[START SUPPLIED DATA]

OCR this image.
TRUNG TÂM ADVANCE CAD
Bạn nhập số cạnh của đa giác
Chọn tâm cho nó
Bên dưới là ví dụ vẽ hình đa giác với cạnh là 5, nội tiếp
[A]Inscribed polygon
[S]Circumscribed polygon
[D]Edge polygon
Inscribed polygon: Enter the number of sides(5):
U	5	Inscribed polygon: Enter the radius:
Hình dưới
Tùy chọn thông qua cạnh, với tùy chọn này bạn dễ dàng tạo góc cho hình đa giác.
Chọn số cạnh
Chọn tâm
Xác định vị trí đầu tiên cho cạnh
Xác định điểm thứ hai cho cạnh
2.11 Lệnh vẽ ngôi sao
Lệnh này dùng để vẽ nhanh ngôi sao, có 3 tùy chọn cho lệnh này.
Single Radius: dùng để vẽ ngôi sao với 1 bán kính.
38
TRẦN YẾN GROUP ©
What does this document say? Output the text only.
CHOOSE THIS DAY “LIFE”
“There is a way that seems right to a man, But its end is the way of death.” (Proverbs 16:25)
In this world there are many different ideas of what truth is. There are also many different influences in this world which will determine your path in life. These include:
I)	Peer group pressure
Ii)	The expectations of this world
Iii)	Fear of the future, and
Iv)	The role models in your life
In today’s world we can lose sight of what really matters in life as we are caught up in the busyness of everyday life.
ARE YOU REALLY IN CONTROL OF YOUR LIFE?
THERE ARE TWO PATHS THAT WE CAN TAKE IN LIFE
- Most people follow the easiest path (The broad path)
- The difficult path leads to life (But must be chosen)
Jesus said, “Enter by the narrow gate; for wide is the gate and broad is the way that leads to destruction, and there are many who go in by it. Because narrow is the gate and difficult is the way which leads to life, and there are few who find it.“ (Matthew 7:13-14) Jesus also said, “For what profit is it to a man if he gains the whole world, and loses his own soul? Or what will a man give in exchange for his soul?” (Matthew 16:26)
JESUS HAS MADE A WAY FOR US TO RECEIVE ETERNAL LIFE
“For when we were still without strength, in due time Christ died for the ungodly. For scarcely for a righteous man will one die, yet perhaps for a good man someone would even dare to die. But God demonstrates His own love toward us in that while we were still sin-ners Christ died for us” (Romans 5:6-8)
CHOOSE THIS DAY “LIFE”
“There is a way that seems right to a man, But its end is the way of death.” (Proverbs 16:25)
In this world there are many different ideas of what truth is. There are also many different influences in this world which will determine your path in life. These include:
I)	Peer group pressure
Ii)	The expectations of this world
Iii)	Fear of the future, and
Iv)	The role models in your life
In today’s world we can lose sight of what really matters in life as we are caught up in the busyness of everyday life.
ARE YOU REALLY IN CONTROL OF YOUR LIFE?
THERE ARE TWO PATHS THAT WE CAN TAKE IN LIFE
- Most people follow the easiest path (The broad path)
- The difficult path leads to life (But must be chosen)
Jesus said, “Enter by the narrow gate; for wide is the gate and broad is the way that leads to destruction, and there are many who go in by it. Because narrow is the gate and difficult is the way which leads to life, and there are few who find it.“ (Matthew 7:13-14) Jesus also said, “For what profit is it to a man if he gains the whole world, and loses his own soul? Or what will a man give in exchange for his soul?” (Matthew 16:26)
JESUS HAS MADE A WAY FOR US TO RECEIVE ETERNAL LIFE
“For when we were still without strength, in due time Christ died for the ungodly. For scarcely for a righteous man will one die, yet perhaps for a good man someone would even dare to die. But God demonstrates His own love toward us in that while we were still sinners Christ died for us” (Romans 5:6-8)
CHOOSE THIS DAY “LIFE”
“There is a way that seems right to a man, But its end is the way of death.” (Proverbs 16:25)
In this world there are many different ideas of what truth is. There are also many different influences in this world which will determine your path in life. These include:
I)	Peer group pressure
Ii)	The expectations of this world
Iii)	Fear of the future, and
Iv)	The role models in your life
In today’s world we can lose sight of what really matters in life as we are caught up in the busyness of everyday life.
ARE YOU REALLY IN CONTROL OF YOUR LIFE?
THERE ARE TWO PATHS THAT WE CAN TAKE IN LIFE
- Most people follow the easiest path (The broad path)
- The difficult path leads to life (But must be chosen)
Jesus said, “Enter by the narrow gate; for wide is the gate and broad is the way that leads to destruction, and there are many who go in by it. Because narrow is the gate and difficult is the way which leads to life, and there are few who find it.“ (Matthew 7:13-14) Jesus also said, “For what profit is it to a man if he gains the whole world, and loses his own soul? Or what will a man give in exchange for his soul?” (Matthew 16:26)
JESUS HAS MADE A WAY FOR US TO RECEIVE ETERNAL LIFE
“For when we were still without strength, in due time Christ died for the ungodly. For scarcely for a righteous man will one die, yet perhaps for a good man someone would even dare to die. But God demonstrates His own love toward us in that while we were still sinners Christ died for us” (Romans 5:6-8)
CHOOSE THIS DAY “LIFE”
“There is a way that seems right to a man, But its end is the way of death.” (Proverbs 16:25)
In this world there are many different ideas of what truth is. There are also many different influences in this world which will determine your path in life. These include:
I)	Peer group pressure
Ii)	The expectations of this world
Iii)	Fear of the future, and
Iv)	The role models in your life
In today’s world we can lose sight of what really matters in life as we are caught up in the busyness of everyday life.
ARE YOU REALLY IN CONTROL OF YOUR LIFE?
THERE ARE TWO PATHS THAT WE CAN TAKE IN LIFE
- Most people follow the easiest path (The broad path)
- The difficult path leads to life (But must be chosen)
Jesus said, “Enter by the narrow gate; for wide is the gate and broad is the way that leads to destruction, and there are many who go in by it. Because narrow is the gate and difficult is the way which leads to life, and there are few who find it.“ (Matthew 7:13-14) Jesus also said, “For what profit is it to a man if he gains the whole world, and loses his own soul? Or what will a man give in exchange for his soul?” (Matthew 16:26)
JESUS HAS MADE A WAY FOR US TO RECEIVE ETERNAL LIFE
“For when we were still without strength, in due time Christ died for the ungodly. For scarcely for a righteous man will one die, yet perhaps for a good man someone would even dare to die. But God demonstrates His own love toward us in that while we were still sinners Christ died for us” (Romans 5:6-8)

[END SUPPLIED DATA]

**WHAT YOU NEED TO DO**
From the listing above, copy every line that holds the string "giác".

**RESPONSE TO THIS TASK**
Bạn nhập số cạnh của đa giác
Bên dưới là ví dụ vẽ hình đa giác với cạnh là 5, nội tiếp
Tùy chọn thông qua cạnh, với tùy chọn này bạn dễ dàng tạo góc cho hình đa giác.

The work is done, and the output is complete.